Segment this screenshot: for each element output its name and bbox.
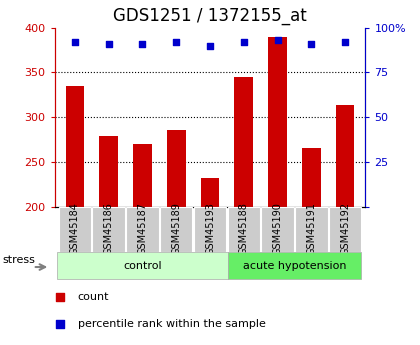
Point xyxy=(207,43,213,48)
Bar xyxy=(57,252,228,279)
Bar xyxy=(295,207,328,252)
Point xyxy=(71,39,78,45)
Bar xyxy=(329,207,361,252)
Text: stress: stress xyxy=(3,255,36,265)
Bar xyxy=(133,144,152,207)
Bar xyxy=(66,86,84,207)
Bar xyxy=(194,207,226,252)
Bar xyxy=(302,148,320,207)
Text: GSM45193: GSM45193 xyxy=(205,202,215,255)
Text: GSM45192: GSM45192 xyxy=(340,202,350,255)
Bar xyxy=(336,105,354,207)
Point xyxy=(56,294,63,299)
Title: GDS1251 / 1372155_at: GDS1251 / 1372155_at xyxy=(113,7,307,25)
Point xyxy=(139,41,146,47)
Bar xyxy=(92,207,125,252)
Bar xyxy=(268,37,287,207)
Bar xyxy=(100,136,118,207)
Text: GSM45189: GSM45189 xyxy=(171,202,181,255)
Bar xyxy=(59,207,91,252)
Text: count: count xyxy=(78,292,109,302)
Point xyxy=(105,41,112,47)
Text: acute hypotension: acute hypotension xyxy=(243,261,346,270)
Text: GSM45184: GSM45184 xyxy=(70,202,80,255)
Bar xyxy=(126,207,159,252)
Point xyxy=(56,322,63,327)
Text: GSM45187: GSM45187 xyxy=(137,202,147,255)
Bar xyxy=(160,207,192,252)
Bar xyxy=(234,77,253,207)
Bar xyxy=(167,130,186,207)
Point xyxy=(173,39,180,45)
Text: control: control xyxy=(123,261,162,270)
Text: GSM45190: GSM45190 xyxy=(273,202,283,255)
Point xyxy=(240,39,247,45)
Bar xyxy=(228,252,361,279)
Text: GSM45191: GSM45191 xyxy=(306,202,316,255)
Point xyxy=(342,39,349,45)
Bar xyxy=(201,178,219,207)
Point xyxy=(274,37,281,43)
Text: percentile rank within the sample: percentile rank within the sample xyxy=(78,319,265,329)
Point xyxy=(308,41,315,47)
Bar xyxy=(261,207,294,252)
Text: GSM45188: GSM45188 xyxy=(239,202,249,255)
Bar xyxy=(228,207,260,252)
Text: GSM45186: GSM45186 xyxy=(104,202,114,255)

Set problem
Rewrite the lines above with "bbox" replaced by "bounding box" and everything else left unchanged. Leave the pictures out of your answer.

Output below
Segment this screenshot: for each element output its name and bounding box.
Point xyxy=(207,43,213,48)
Bar xyxy=(57,252,228,279)
Bar xyxy=(295,207,328,252)
Point xyxy=(71,39,78,45)
Bar xyxy=(329,207,361,252)
Text: stress: stress xyxy=(3,255,36,265)
Bar xyxy=(133,144,152,207)
Bar xyxy=(66,86,84,207)
Bar xyxy=(194,207,226,252)
Bar xyxy=(302,148,320,207)
Text: GSM45193: GSM45193 xyxy=(205,202,215,255)
Text: GSM45192: GSM45192 xyxy=(340,202,350,255)
Bar xyxy=(336,105,354,207)
Point xyxy=(56,294,63,299)
Title: GDS1251 / 1372155_at: GDS1251 / 1372155_at xyxy=(113,7,307,25)
Point xyxy=(139,41,146,47)
Bar xyxy=(92,207,125,252)
Bar xyxy=(268,37,287,207)
Bar xyxy=(100,136,118,207)
Text: GSM45189: GSM45189 xyxy=(171,202,181,255)
Bar xyxy=(59,207,91,252)
Text: count: count xyxy=(78,292,109,302)
Point xyxy=(105,41,112,47)
Text: acute hypotension: acute hypotension xyxy=(243,261,346,270)
Text: GSM45184: GSM45184 xyxy=(70,202,80,255)
Bar xyxy=(126,207,159,252)
Point xyxy=(56,322,63,327)
Text: GSM45187: GSM45187 xyxy=(137,202,147,255)
Bar xyxy=(160,207,192,252)
Bar xyxy=(234,77,253,207)
Bar xyxy=(167,130,186,207)
Point xyxy=(173,39,180,45)
Text: control: control xyxy=(123,261,162,270)
Text: GSM45190: GSM45190 xyxy=(273,202,283,255)
Point xyxy=(240,39,247,45)
Bar xyxy=(228,252,361,279)
Text: GSM45191: GSM45191 xyxy=(306,202,316,255)
Point xyxy=(342,39,349,45)
Bar xyxy=(201,178,219,207)
Point xyxy=(274,37,281,43)
Text: percentile rank within the sample: percentile rank within the sample xyxy=(78,319,265,329)
Point xyxy=(308,41,315,47)
Bar xyxy=(261,207,294,252)
Text: GSM45188: GSM45188 xyxy=(239,202,249,255)
Bar xyxy=(228,207,260,252)
Text: GSM45186: GSM45186 xyxy=(104,202,114,255)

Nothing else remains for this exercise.